EXERCISE DATA
[Start]

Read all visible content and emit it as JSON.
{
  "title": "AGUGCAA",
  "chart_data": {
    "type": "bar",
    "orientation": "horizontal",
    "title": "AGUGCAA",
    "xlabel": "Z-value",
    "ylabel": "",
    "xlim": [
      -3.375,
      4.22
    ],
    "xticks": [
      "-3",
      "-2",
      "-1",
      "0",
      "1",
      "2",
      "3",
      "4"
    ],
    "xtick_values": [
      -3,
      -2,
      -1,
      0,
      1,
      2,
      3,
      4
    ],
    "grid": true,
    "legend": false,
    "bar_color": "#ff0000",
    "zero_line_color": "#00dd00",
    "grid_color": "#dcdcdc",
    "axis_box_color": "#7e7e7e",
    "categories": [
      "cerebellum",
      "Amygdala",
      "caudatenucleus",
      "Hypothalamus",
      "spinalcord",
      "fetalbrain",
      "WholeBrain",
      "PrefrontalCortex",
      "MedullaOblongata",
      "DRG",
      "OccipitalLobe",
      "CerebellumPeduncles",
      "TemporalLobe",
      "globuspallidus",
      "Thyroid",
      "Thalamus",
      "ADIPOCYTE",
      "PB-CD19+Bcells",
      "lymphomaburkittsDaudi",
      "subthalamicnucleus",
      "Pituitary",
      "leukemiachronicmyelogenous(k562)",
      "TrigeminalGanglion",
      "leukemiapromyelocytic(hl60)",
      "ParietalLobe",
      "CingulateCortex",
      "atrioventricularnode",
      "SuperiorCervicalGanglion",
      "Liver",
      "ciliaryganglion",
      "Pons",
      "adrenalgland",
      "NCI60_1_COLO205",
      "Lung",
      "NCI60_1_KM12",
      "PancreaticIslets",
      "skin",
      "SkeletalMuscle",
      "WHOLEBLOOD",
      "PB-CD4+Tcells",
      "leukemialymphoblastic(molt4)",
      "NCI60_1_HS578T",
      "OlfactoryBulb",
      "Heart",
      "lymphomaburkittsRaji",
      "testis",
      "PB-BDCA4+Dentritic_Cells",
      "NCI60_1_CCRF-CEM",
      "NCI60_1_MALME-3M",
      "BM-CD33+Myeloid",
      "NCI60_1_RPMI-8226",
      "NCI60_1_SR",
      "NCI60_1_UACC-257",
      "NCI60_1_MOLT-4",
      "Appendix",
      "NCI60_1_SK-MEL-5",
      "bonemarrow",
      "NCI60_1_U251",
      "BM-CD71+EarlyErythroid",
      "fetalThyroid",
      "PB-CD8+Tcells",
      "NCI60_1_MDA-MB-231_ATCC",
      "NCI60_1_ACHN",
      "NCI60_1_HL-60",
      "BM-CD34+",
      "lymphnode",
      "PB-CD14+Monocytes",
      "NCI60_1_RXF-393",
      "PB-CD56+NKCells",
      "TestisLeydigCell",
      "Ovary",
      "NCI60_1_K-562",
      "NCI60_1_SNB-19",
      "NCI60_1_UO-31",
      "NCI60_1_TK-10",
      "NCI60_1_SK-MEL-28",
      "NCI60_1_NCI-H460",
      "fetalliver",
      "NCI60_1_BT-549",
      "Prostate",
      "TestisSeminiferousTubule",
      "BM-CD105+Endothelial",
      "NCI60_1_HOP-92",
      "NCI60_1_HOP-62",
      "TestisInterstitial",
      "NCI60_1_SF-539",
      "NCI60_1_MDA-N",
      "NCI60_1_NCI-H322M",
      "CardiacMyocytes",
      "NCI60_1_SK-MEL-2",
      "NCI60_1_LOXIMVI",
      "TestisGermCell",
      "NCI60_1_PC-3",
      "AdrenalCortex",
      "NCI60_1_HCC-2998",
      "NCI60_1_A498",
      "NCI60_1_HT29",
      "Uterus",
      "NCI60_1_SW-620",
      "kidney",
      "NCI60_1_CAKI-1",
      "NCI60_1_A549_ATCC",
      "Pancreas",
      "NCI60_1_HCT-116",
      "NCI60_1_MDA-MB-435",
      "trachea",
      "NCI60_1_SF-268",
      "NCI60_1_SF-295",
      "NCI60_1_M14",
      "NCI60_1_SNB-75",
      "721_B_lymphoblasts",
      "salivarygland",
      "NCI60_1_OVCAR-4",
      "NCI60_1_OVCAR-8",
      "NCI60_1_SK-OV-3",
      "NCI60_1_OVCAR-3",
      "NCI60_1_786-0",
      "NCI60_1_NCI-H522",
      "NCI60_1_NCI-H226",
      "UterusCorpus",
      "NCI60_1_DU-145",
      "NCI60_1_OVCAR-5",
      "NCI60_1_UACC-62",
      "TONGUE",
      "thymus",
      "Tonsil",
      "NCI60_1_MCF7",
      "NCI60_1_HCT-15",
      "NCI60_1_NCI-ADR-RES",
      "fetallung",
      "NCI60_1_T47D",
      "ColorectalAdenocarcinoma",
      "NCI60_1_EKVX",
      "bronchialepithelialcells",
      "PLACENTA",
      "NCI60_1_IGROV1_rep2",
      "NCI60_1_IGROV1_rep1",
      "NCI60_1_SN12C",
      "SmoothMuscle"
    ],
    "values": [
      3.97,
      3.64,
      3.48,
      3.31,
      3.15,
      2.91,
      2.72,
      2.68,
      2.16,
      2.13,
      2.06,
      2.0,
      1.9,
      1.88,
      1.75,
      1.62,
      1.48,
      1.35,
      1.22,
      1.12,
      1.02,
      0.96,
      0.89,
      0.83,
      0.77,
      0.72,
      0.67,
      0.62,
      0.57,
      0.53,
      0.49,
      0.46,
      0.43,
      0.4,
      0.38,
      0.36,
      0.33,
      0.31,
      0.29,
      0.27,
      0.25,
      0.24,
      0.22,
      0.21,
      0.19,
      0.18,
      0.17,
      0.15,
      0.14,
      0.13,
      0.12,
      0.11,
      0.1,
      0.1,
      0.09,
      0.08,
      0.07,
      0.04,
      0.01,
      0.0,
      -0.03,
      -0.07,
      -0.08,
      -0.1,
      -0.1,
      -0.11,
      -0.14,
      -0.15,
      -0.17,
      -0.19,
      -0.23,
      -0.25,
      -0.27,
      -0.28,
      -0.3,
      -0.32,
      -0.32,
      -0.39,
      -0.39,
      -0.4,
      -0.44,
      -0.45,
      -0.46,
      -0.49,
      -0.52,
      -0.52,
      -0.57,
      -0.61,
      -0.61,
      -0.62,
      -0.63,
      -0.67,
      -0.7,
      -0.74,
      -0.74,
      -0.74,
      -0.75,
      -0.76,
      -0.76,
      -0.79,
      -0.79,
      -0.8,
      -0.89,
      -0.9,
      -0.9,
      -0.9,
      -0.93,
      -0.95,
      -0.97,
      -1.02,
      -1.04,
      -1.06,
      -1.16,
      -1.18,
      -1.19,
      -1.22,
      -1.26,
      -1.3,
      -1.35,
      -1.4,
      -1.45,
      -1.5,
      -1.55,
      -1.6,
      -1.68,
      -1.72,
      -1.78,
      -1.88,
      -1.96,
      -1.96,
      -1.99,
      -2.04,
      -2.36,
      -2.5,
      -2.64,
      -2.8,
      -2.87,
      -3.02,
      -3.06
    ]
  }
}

[End]

Copy the records above exactly.

Read all visible content and emit it as JSON.
{
  "title": "AGUGCAA",
  "chart_data": {
    "type": "bar",
    "orientation": "horizontal",
    "title": "AGUGCAA",
    "xlabel": "Z-value",
    "ylabel": "",
    "xlim": [
      -3.375,
      4.22
    ],
    "xticks": [
      "-3",
      "-2",
      "-1",
      "0",
      "1",
      "2",
      "3",
      "4"
    ],
    "xtick_values": [
      -3,
      -2,
      -1,
      0,
      1,
      2,
      3,
      4
    ],
    "grid": true,
    "legend": false,
    "bar_color": "#ff0000",
    "zero_line_color": "#00dd00",
    "grid_color": "#dcdcdc",
    "axis_box_color": "#7e7e7e",
    "categories": [
      "cerebellum",
      "Amygdala",
      "caudatenucleus",
      "Hypothalamus",
      "spinalcord",
      "fetalbrain",
      "WholeBrain",
      "PrefrontalCortex",
      "MedullaOblongata",
      "DRG",
      "OccipitalLobe",
      "CerebellumPeduncles",
      "TemporalLobe",
      "globuspallidus",
      "Thyroid",
      "Thalamus",
      "ADIPOCYTE",
      "PB-CD19+Bcells",
      "lymphomaburkittsDaudi",
      "subthalamicnucleus",
      "Pituitary",
      "leukemiachronicmyelogenous(k562)",
      "TrigeminalGanglion",
      "leukemiapromyelocytic(hl60)",
      "ParietalLobe",
      "CingulateCortex",
      "atrioventricularnode",
      "SuperiorCervicalGanglion",
      "Liver",
      "ciliaryganglion",
      "Pons",
      "adrenalgland",
      "NCI60_1_COLO205",
      "Lung",
      "NCI60_1_KM12",
      "PancreaticIslets",
      "skin",
      "SkeletalMuscle",
      "WHOLEBLOOD",
      "PB-CD4+Tcells",
      "leukemialymphoblastic(molt4)",
      "NCI60_1_HS578T",
      "OlfactoryBulb",
      "Heart",
      "lymphomaburkittsRaji",
      "testis",
      "PB-BDCA4+Dentritic_Cells",
      "NCI60_1_CCRF-CEM",
      "NCI60_1_MALME-3M",
      "BM-CD33+Myeloid",
      "NCI60_1_RPMI-8226",
      "NCI60_1_SR",
      "NCI60_1_UACC-257",
      "NCI60_1_MOLT-4",
      "Appendix",
      "NCI60_1_SK-MEL-5",
      "bonemarrow",
      "NCI60_1_U251",
      "BM-CD71+EarlyErythroid",
      "fetalThyroid",
      "PB-CD8+Tcells",
      "NCI60_1_MDA-MB-231_ATCC",
      "NCI60_1_ACHN",
      "NCI60_1_HL-60",
      "BM-CD34+",
      "lymphnode",
      "PB-CD14+Monocytes",
      "NCI60_1_RXF-393",
      "PB-CD56+NKCells",
      "TestisLeydigCell",
      "Ovary",
      "NCI60_1_K-562",
      "NCI60_1_SNB-19",
      "NCI60_1_UO-31",
      "NCI60_1_TK-10",
      "NCI60_1_SK-MEL-28",
      "NCI60_1_NCI-H460",
      "fetalliver",
      "NCI60_1_BT-549",
      "Prostate",
      "TestisSeminiferousTubule",
      "BM-CD105+Endothelial",
      "NCI60_1_HOP-92",
      "NCI60_1_HOP-62",
      "TestisInterstitial",
      "NCI60_1_SF-539",
      "NCI60_1_MDA-N",
      "NCI60_1_NCI-H322M",
      "CardiacMyocytes",
      "NCI60_1_SK-MEL-2",
      "NCI60_1_LOXIMVI",
      "TestisGermCell",
      "NCI60_1_PC-3",
      "AdrenalCortex",
      "NCI60_1_HCC-2998",
      "NCI60_1_A498",
      "NCI60_1_HT29",
      "Uterus",
      "NCI60_1_SW-620",
      "kidney",
      "NCI60_1_CAKI-1",
      "NCI60_1_A549_ATCC",
      "Pancreas",
      "NCI60_1_HCT-116",
      "NCI60_1_MDA-MB-435",
      "trachea",
      "NCI60_1_SF-268",
      "NCI60_1_SF-295",
      "NCI60_1_M14",
      "NCI60_1_SNB-75",
      "721_B_lymphoblasts",
      "salivarygland",
      "NCI60_1_OVCAR-4",
      "NCI60_1_OVCAR-8",
      "NCI60_1_SK-OV-3",
      "NCI60_1_OVCAR-3",
      "NCI60_1_786-0",
      "NCI60_1_NCI-H522",
      "NCI60_1_NCI-H226",
      "UterusCorpus",
      "NCI60_1_DU-145",
      "NCI60_1_OVCAR-5",
      "NCI60_1_UACC-62",
      "TONGUE",
      "thymus",
      "Tonsil",
      "NCI60_1_MCF7",
      "NCI60_1_HCT-15",
      "NCI60_1_NCI-ADR-RES",
      "fetallung",
      "NCI60_1_T47D",
      "ColorectalAdenocarcinoma",
      "NCI60_1_EKVX",
      "bronchialepithelialcells",
      "PLACENTA",
      "NCI60_1_IGROV1_rep2",
      "NCI60_1_IGROV1_rep1",
      "NCI60_1_SN12C",
      "SmoothMuscle"
    ],
    "values": [
      3.97,
      3.64,
      3.48,
      3.31,
      3.15,
      2.91,
      2.72,
      2.68,
      2.16,
      2.13,
      2.06,
      2.0,
      1.9,
      1.88,
      1.75,
      1.62,
      1.48,
      1.35,
      1.22,
      1.12,
      1.02,
      0.96,
      0.89,
      0.83,
      0.77,
      0.72,
      0.67,
      0.62,
      0.57,
      0.53,
      0.49,
      0.46,
      0.43,
      0.4,
      0.38,
      0.36,
      0.33,
      0.31,
      0.29,
      0.27,
      0.25,
      0.24,
      0.22,
      0.21,
      0.19,
      0.18,
      0.17,
      0.15,
      0.14,
      0.13,
      0.12,
      0.11,
      0.1,
      0.1,
      0.09,
      0.08,
      0.07,
      0.04,
      0.01,
      0.0,
      -0.03,
      -0.07,
      -0.08,
      -0.1,
      -0.1,
      -0.11,
      -0.14,
      -0.15,
      -0.17,
      -0.19,
      -0.23,
      -0.25,
      -0.27,
      -0.28,
      -0.3,
      -0.32,
      -0.32,
      -0.39,
      -0.39,
      -0.4,
      -0.44,
      -0.45,
      -0.46,
      -0.49,
      -0.52,
      -0.52,
      -0.57,
      -0.61,
      -0.61,
      -0.62,
      -0.63,
      -0.67,
      -0.7,
      -0.74,
      -0.74,
      -0.74,
      -0.75,
      -0.76,
      -0.76,
      -0.79,
      -0.79,
      -0.8,
      -0.89,
      -0.9,
      -0.9,
      -0.9,
      -0.93,
      -0.95,
      -0.97,
      -1.02,
      -1.04,
      -1.06,
      -1.16,
      -1.18,
      -1.19,
      -1.22,
      -1.26,
      -1.3,
      -1.35,
      -1.4,
      -1.45,
      -1.5,
      -1.55,
      -1.6,
      -1.68,
      -1.72,
      -1.78,
      -1.88,
      -1.96,
      -1.96,
      -1.99,
      -2.04,
      -2.36,
      -2.5,
      -2.64,
      -2.8,
      -2.87,
      -3.02,
      -3.06
    ]
  }
}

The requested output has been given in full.